What to produce:
Return all of the entries word for word, but omit the pictures they contain.

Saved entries
------------------------------------
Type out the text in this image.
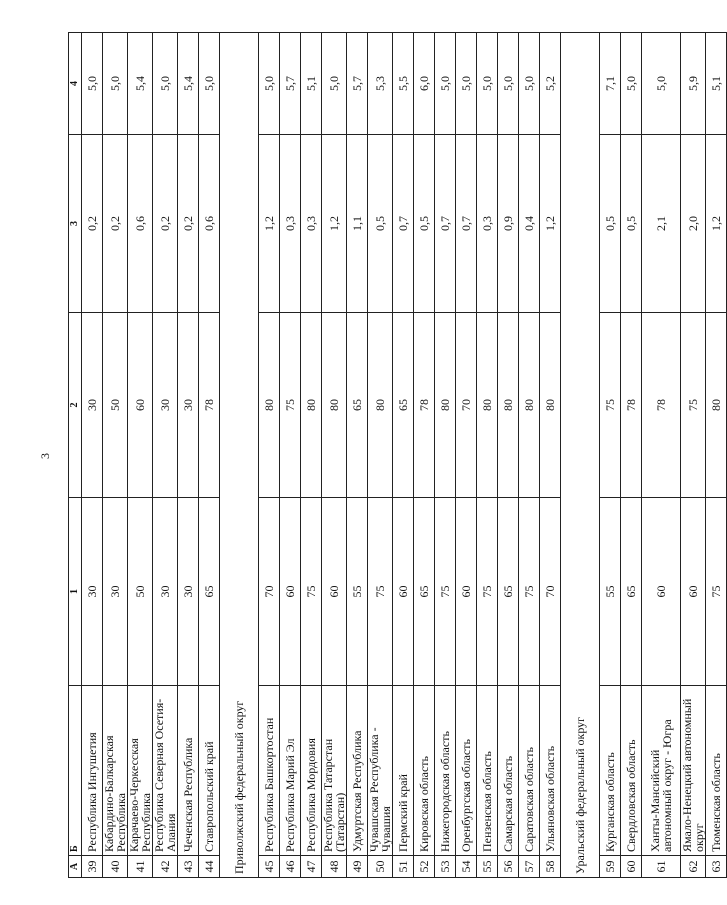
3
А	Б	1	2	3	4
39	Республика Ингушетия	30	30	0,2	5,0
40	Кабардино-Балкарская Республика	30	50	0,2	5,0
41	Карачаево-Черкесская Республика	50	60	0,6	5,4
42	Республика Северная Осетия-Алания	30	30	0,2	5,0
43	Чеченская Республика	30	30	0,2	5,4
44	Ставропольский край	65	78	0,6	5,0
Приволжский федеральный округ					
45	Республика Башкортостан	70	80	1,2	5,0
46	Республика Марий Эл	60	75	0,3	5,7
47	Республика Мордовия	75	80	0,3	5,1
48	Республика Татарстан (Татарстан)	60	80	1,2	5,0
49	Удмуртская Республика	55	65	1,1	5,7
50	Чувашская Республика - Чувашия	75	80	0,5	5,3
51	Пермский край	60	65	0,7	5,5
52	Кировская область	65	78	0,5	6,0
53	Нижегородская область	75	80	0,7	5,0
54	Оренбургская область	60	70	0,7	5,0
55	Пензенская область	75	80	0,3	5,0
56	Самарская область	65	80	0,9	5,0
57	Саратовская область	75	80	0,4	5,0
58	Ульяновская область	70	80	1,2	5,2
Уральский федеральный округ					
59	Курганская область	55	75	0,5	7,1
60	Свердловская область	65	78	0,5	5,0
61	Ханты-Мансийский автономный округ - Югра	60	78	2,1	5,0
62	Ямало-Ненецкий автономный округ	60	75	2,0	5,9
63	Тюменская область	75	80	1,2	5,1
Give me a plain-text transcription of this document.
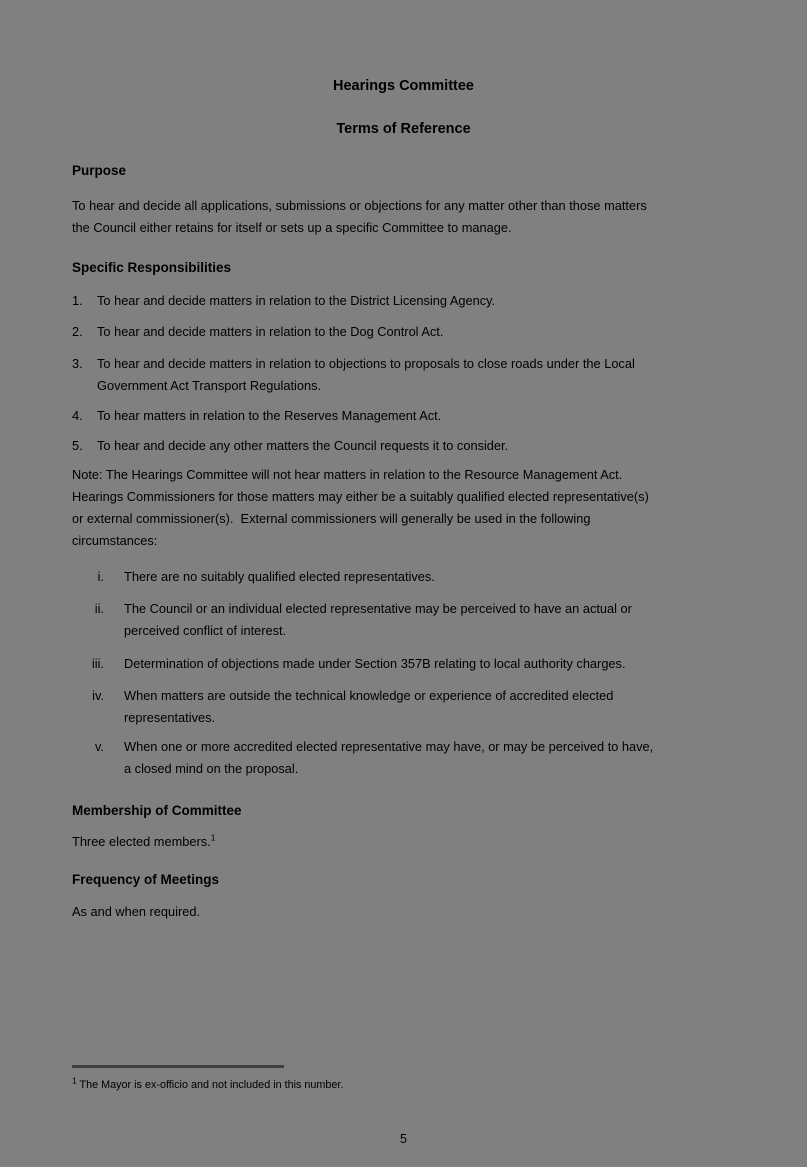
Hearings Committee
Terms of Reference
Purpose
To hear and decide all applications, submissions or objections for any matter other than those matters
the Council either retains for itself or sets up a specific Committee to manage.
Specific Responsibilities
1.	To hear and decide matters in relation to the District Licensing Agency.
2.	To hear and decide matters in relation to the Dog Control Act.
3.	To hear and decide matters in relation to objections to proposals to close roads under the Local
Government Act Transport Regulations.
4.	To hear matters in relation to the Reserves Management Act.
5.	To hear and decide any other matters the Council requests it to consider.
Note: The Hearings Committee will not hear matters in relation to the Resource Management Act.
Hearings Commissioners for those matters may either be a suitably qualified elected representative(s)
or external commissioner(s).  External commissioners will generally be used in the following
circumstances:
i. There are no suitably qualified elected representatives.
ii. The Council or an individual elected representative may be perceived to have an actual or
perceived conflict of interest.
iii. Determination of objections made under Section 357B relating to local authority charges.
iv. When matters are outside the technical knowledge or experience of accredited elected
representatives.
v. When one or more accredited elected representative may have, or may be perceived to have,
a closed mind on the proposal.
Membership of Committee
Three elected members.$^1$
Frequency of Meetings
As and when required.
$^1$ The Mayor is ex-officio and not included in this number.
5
------------------------------------
Output for this exercise:
Type out the text in this image.
3
А	Б	1	2	3	4
39	Республика Ингушетия	30	30	0,2	5,0
40	Кабардино-Балкарская Республика	30	50	0,2	5,0
41	Карачаево-Черкесская Республика	50	60	0,6	5,4
42	Республика Северная Осетия-Алания	30	30	0,2	5,0
43	Чеченская Республика	30	30	0,2	5,4
44	Ставропольский край	65	78	0,6	5,0
Приволжский федеральный округ					
45	Республика Башкортостан	70	80	1,2	5,0
46	Республика Марий Эл	60	75	0,3	5,7
47	Республика Мордовия	75	80	0,3	5,1
48	Республика Татарстан (Татарстан)	60	80	1,2	5,0
49	Удмуртская Республика	55	65	1,1	5,7
50	Чувашская Республика - Чувашия	75	80	0,5	5,3
51	Пермский край	60	65	0,7	5,5
52	Кировская область	65	78	0,5	6,0
53	Нижегородская область	75	80	0,7	5,0
54	Оренбургская область	60	70	0,7	5,0
55	Пензенская область	75	80	0,3	5,0
56	Самарская область	65	80	0,9	5,0
57	Саратовская область	75	80	0,4	5,0
58	Ульяновская область	70	80	1,2	5,2
Уральский федеральный округ					
59	Курганская область	55	75	0,5	7,1
60	Свердловская область	65	78	0,5	5,0
61	Ханты-Мансийский автономный округ - Югра	60	78	2,1	5,0
62	Ямало-Ненецкий автономный округ	60	75	2,0	5,9
63	Тюменская область	75	80	1,2	5,1
Give me a plain-text transcription of this document.
Hearings Committee
Terms of Reference
Purpose
To hear and decide all applications, submissions or objections for any matter other than those matters
the Council either retains for itself or sets up a specific Committee to manage.
Specific Responsibilities
1.	To hear and decide matters in relation to the District Licensing Agency.
2.	To hear and decide matters in relation to the Dog Control Act.
3.	To hear and decide matters in relation to objections to proposals to close roads under the Local
Government Act Transport Regulations.
4.	To hear matters in relation to the Reserves Management Act.
5.	To hear and decide any other matters the Council requests it to consider.
Note: The Hearings Committee will not hear matters in relation to the Resource Management Act.
Hearings Commissioners for those matters may either be a suitably qualified elected representative(s)
or external commissioner(s).  External commissioners will generally be used in the following
circumstances:
i. There are no suitably qualified elected representatives.
ii. The Council or an individual elected representative may be perceived to have an actual or
perceived conflict of interest.
iii. Determination of objections made under Section 357B relating to local authority charges.
iv. When matters are outside the technical knowledge or experience of accredited elected
representatives.
v. When one or more accredited elected representative may have, or may be perceived to have,
a closed mind on the proposal.
Membership of Committee
Three elected members.$^1$
Frequency of Meetings
As and when required.
$^1$ The Mayor is ex-officio and not included in this number.
5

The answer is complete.